(EXERCISE REQUIREMENTS) What follows is a set of entries. Repeat them exactly, but not their pictures.

(RECORDS SHOWN)
'''

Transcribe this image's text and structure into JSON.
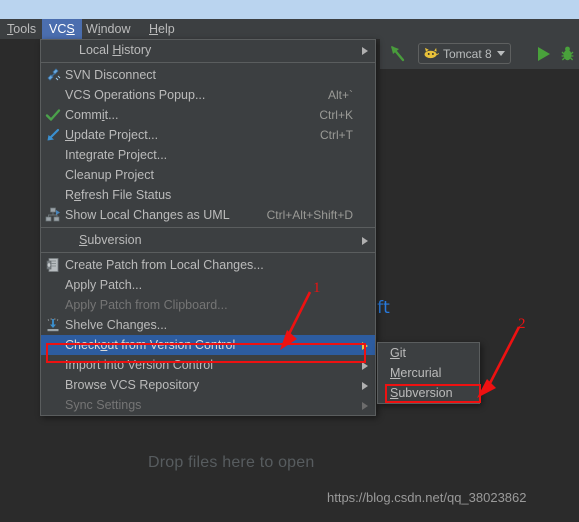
{
  "menubar": {
    "items": [
      {
        "label": "Tools",
        "mnemonic": "T",
        "active": false
      },
      {
        "label": "VCS",
        "mnemonic": "S",
        "active": true
      },
      {
        "label": "Window",
        "mnemonic": "i",
        "active": false
      },
      {
        "label": "Help",
        "mnemonic": "H",
        "active": false
      }
    ]
  },
  "toolbar": {
    "run_config_label": "Tomcat 8",
    "cat_icon": "tomcat-cat-icon",
    "back_arrow_icon": "up-left-arrow-icon",
    "run_icon": "run-play-icon",
    "debug_icon": "debug-bug-icon"
  },
  "editor": {
    "shift_fragment": "hift",
    "drop_hint": "Drop files here to open"
  },
  "vcs_menu": {
    "items": [
      {
        "label": "Local History",
        "mnemonic": "H",
        "shortcut": "",
        "icon": "",
        "submenu": true,
        "disabled": false,
        "selected": false,
        "indent": true
      },
      {
        "separator": true
      },
      {
        "label": "SVN Disconnect",
        "mnemonic": "",
        "shortcut": "",
        "icon": "svn-disconnect-icon",
        "submenu": false,
        "disabled": false,
        "selected": false,
        "indent": false
      },
      {
        "label": "VCS Operations Popup...",
        "mnemonic": "",
        "shortcut": "Alt+`",
        "icon": "",
        "submenu": false,
        "disabled": false,
        "selected": false,
        "indent": false
      },
      {
        "label": "Commit...",
        "mnemonic": "i",
        "shortcut": "Ctrl+K",
        "icon": "commit-check-icon",
        "submenu": false,
        "disabled": false,
        "selected": false,
        "indent": false
      },
      {
        "label": "Update Project...",
        "mnemonic": "U",
        "shortcut": "Ctrl+T",
        "icon": "update-arrow-icon",
        "submenu": false,
        "disabled": false,
        "selected": false,
        "indent": false
      },
      {
        "label": "Integrate Project...",
        "mnemonic": "g",
        "shortcut": "",
        "icon": "",
        "submenu": false,
        "disabled": false,
        "selected": false,
        "indent": false
      },
      {
        "label": "Cleanup Project",
        "mnemonic": "",
        "shortcut": "",
        "icon": "",
        "submenu": false,
        "disabled": false,
        "selected": false,
        "indent": false
      },
      {
        "label": "Refresh File Status",
        "mnemonic": "e",
        "shortcut": "",
        "icon": "",
        "submenu": false,
        "disabled": false,
        "selected": false,
        "indent": false
      },
      {
        "label": "Show Local Changes as UML",
        "mnemonic": "",
        "shortcut": "Ctrl+Alt+Shift+D",
        "icon": "uml-diagram-icon",
        "submenu": false,
        "disabled": false,
        "selected": false,
        "indent": false
      },
      {
        "separator": true
      },
      {
        "label": "Subversion",
        "mnemonic": "S",
        "shortcut": "",
        "icon": "",
        "submenu": true,
        "disabled": false,
        "selected": false,
        "indent": true
      },
      {
        "separator": true
      },
      {
        "label": "Create Patch from Local Changes...",
        "mnemonic": "",
        "shortcut": "",
        "icon": "create-patch-icon",
        "submenu": false,
        "disabled": false,
        "selected": false,
        "indent": false
      },
      {
        "label": "Apply Patch...",
        "mnemonic": "",
        "shortcut": "",
        "icon": "",
        "submenu": false,
        "disabled": false,
        "selected": false,
        "indent": false
      },
      {
        "label": "Apply Patch from Clipboard...",
        "mnemonic": "",
        "shortcut": "",
        "icon": "",
        "submenu": false,
        "disabled": true,
        "selected": false,
        "indent": false
      },
      {
        "label": "Shelve Changes...",
        "mnemonic": "",
        "shortcut": "",
        "icon": "shelve-changes-icon",
        "submenu": false,
        "disabled": false,
        "selected": false,
        "indent": false
      },
      {
        "label": "Checkout from Version Control",
        "mnemonic": "o",
        "shortcut": "",
        "icon": "",
        "submenu": true,
        "disabled": false,
        "selected": true,
        "indent": false
      },
      {
        "label": "Import into Version Control",
        "mnemonic": "",
        "shortcut": "",
        "icon": "",
        "submenu": true,
        "disabled": false,
        "selected": false,
        "indent": false
      },
      {
        "label": "Browse VCS Repository",
        "mnemonic": "",
        "shortcut": "",
        "icon": "",
        "submenu": true,
        "disabled": false,
        "selected": false,
        "indent": false
      },
      {
        "label": "Sync Settings",
        "mnemonic": "",
        "shortcut": "",
        "icon": "",
        "submenu": true,
        "disabled": true,
        "selected": false,
        "indent": false
      }
    ]
  },
  "checkout_submenu": {
    "items": [
      {
        "label": "Git",
        "mnemonic": "G",
        "highlighted": false
      },
      {
        "label": "Mercurial",
        "mnemonic": "M",
        "highlighted": false
      },
      {
        "label": "Subversion",
        "mnemonic": "S",
        "highlighted": true
      }
    ]
  },
  "annotations": {
    "marker_1": "1",
    "marker_2": "2",
    "color": "#ee1111"
  },
  "watermark": {
    "text": "https://blog.csdn.net/qq_38023862"
  }
}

'''

(CORRECT RESPONSE)
Transcribe this image's text and structure into JSON.
{
  "menubar": {
    "items": [
      {
        "label": "Tools",
        "mnemonic": "T",
        "active": false
      },
      {
        "label": "VCS",
        "mnemonic": "S",
        "active": true
      },
      {
        "label": "Window",
        "mnemonic": "i",
        "active": false
      },
      {
        "label": "Help",
        "mnemonic": "H",
        "active": false
      }
    ]
  },
  "toolbar": {
    "run_config_label": "Tomcat 8",
    "cat_icon": "tomcat-cat-icon",
    "back_arrow_icon": "up-left-arrow-icon",
    "run_icon": "run-play-icon",
    "debug_icon": "debug-bug-icon"
  },
  "editor": {
    "shift_fragment": "hift",
    "drop_hint": "Drop files here to open"
  },
  "vcs_menu": {
    "items": [
      {
        "label": "Local History",
        "mnemonic": "H",
        "shortcut": "",
        "icon": "",
        "submenu": true,
        "disabled": false,
        "selected": false,
        "indent": true
      },
      {
        "separator": true
      },
      {
        "label": "SVN Disconnect",
        "mnemonic": "",
        "shortcut": "",
        "icon": "svn-disconnect-icon",
        "submenu": false,
        "disabled": false,
        "selected": false,
        "indent": false
      },
      {
        "label": "VCS Operations Popup...",
        "mnemonic": "",
        "shortcut": "Alt+`",
        "icon": "",
        "submenu": false,
        "disabled": false,
        "selected": false,
        "indent": false
      },
      {
        "label": "Commit...",
        "mnemonic": "i",
        "shortcut": "Ctrl+K",
        "icon": "commit-check-icon",
        "submenu": false,
        "disabled": false,
        "selected": false,
        "indent": false
      },
      {
        "label": "Update Project...",
        "mnemonic": "U",
        "shortcut": "Ctrl+T",
        "icon": "update-arrow-icon",
        "submenu": false,
        "disabled": false,
        "selected": false,
        "indent": false
      },
      {
        "label": "Integrate Project...",
        "mnemonic": "g",
        "shortcut": "",
        "icon": "",
        "submenu": false,
        "disabled": false,
        "selected": false,
        "indent": false
      },
      {
        "label": "Cleanup Project",
        "mnemonic": "",
        "shortcut": "",
        "icon": "",
        "submenu": false,
        "disabled": false,
        "selected": false,
        "indent": false
      },
      {
        "label": "Refresh File Status",
        "mnemonic": "e",
        "shortcut": "",
        "icon": "",
        "submenu": false,
        "disabled": false,
        "selected": false,
        "indent": false
      },
      {
        "label": "Show Local Changes as UML",
        "mnemonic": "",
        "shortcut": "Ctrl+Alt+Shift+D",
        "icon": "uml-diagram-icon",
        "submenu": false,
        "disabled": false,
        "selected": false,
        "indent": false
      },
      {
        "separator": true
      },
      {
        "label": "Subversion",
        "mnemonic": "S",
        "shortcut": "",
        "icon": "",
        "submenu": true,
        "disabled": false,
        "selected": false,
        "indent": true
      },
      {
        "separator": true
      },
      {
        "label": "Create Patch from Local Changes...",
        "mnemonic": "",
        "shortcut": "",
        "icon": "create-patch-icon",
        "submenu": false,
        "disabled": false,
        "selected": false,
        "indent": false
      },
      {
        "label": "Apply Patch...",
        "mnemonic": "",
        "shortcut": "",
        "icon": "",
        "submenu": false,
        "disabled": false,
        "selected": false,
        "indent": false
      },
      {
        "label": "Apply Patch from Clipboard...",
        "mnemonic": "",
        "shortcut": "",
        "icon": "",
        "submenu": false,
        "disabled": true,
        "selected": false,
        "indent": false
      },
      {
        "label": "Shelve Changes...",
        "mnemonic": "",
        "shortcut": "",
        "icon": "shelve-changes-icon",
        "submenu": false,
        "disabled": false,
        "selected": false,
        "indent": false
      },
      {
        "label": "Checkout from Version Control",
        "mnemonic": "o",
        "shortcut": "",
        "icon": "",
        "submenu": true,
        "disabled": false,
        "selected": true,
        "indent": false
      },
      {
        "label": "Import into Version Control",
        "mnemonic": "",
        "shortcut": "",
        "icon": "",
        "submenu": true,
        "disabled": false,
        "selected": false,
        "indent": false
      },
      {
        "label": "Browse VCS Repository",
        "mnemonic": "",
        "shortcut": "",
        "icon": "",
        "submenu": true,
        "disabled": false,
        "selected": false,
        "indent": false
      },
      {
        "label": "Sync Settings",
        "mnemonic": "",
        "shortcut": "",
        "icon": "",
        "submenu": true,
        "disabled": true,
        "selected": false,
        "indent": false
      }
    ]
  },
  "checkout_submenu": {
    "items": [
      {
        "label": "Git",
        "mnemonic": "G",
        "highlighted": false
      },
      {
        "label": "Mercurial",
        "mnemonic": "M",
        "highlighted": false
      },
      {
        "label": "Subversion",
        "mnemonic": "S",
        "highlighted": true
      }
    ]
  },
  "annotations": {
    "marker_1": "1",
    "marker_2": "2",
    "color": "#ee1111"
  },
  "watermark": {
    "text": "https://blog.csdn.net/qq_38023862"
  }
}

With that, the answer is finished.